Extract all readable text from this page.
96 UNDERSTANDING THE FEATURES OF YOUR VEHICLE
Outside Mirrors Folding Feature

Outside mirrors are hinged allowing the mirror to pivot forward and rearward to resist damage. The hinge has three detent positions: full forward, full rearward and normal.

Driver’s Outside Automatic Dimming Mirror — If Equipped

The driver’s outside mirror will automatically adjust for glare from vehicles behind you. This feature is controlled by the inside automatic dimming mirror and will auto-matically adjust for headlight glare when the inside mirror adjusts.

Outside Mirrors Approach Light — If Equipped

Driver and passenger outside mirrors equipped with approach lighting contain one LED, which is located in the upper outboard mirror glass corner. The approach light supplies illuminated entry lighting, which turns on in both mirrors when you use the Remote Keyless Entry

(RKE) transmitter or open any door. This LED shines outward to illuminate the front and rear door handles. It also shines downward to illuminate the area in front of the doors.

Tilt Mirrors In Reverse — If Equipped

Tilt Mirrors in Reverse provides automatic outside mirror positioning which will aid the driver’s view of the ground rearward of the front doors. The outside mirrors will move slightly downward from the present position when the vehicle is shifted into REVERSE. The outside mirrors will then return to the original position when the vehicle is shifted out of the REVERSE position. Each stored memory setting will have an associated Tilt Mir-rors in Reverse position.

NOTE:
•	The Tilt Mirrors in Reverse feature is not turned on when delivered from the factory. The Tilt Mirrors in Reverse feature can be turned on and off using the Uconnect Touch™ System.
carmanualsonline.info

_ _ _ _ _

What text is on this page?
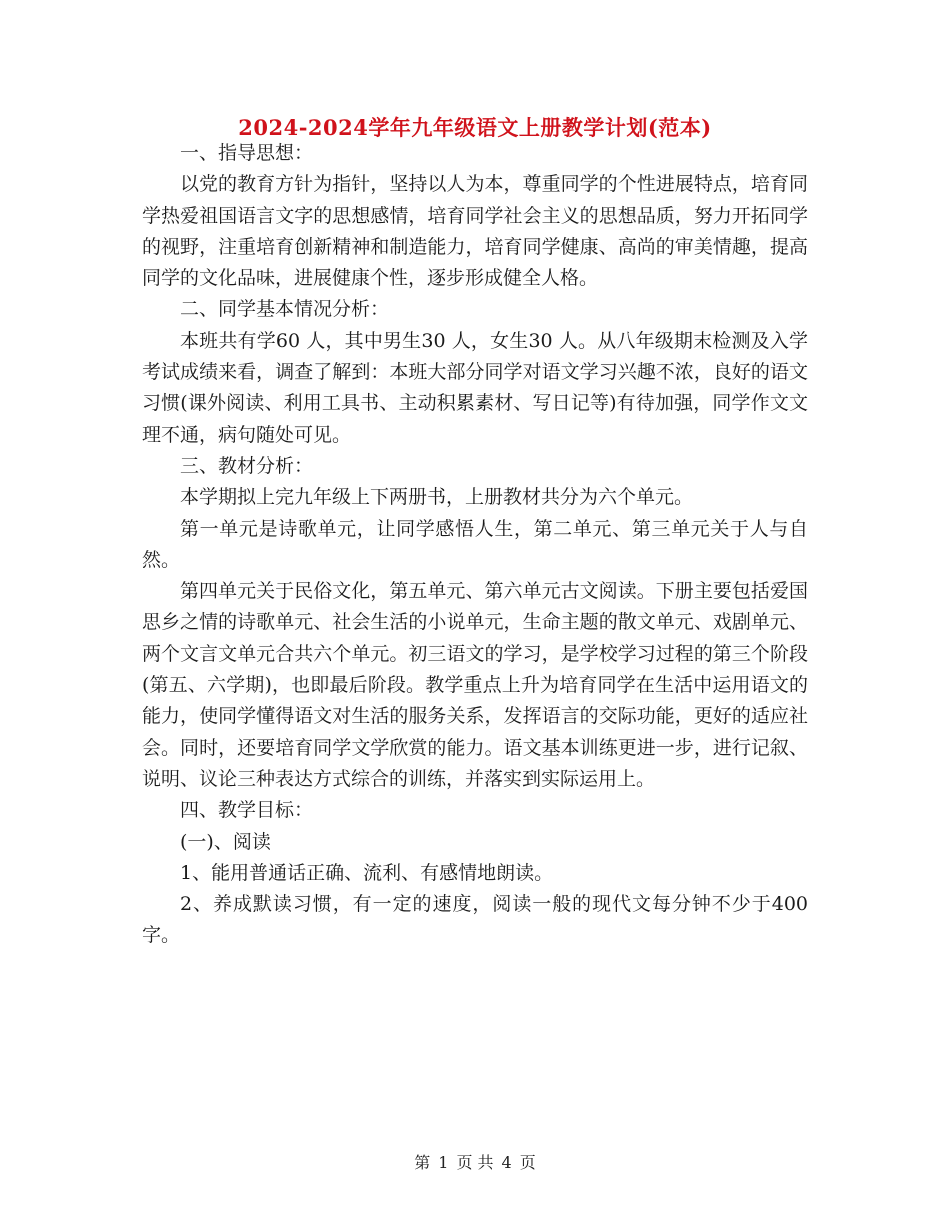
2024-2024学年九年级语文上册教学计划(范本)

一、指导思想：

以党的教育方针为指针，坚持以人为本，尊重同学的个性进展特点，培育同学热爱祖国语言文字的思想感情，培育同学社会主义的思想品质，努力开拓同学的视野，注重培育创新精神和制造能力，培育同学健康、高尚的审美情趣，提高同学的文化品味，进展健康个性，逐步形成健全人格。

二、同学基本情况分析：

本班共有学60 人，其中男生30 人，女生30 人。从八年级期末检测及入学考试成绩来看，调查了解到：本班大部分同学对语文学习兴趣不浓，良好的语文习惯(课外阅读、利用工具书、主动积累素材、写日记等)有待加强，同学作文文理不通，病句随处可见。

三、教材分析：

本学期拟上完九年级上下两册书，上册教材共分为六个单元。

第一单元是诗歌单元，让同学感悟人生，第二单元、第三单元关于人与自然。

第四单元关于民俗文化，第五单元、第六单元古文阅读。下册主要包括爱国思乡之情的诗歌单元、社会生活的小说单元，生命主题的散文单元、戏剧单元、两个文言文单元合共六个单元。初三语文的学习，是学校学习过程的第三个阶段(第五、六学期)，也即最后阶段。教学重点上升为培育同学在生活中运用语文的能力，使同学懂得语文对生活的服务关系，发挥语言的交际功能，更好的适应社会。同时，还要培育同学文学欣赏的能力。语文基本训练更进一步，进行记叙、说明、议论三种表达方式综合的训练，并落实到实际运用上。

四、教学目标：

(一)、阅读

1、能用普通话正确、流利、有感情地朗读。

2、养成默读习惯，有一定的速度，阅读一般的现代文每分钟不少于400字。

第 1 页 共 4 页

_ _ _ _ _

Set task. Work out how many lines of the data above hold the word "page", and write only the count.

Solved problem. 2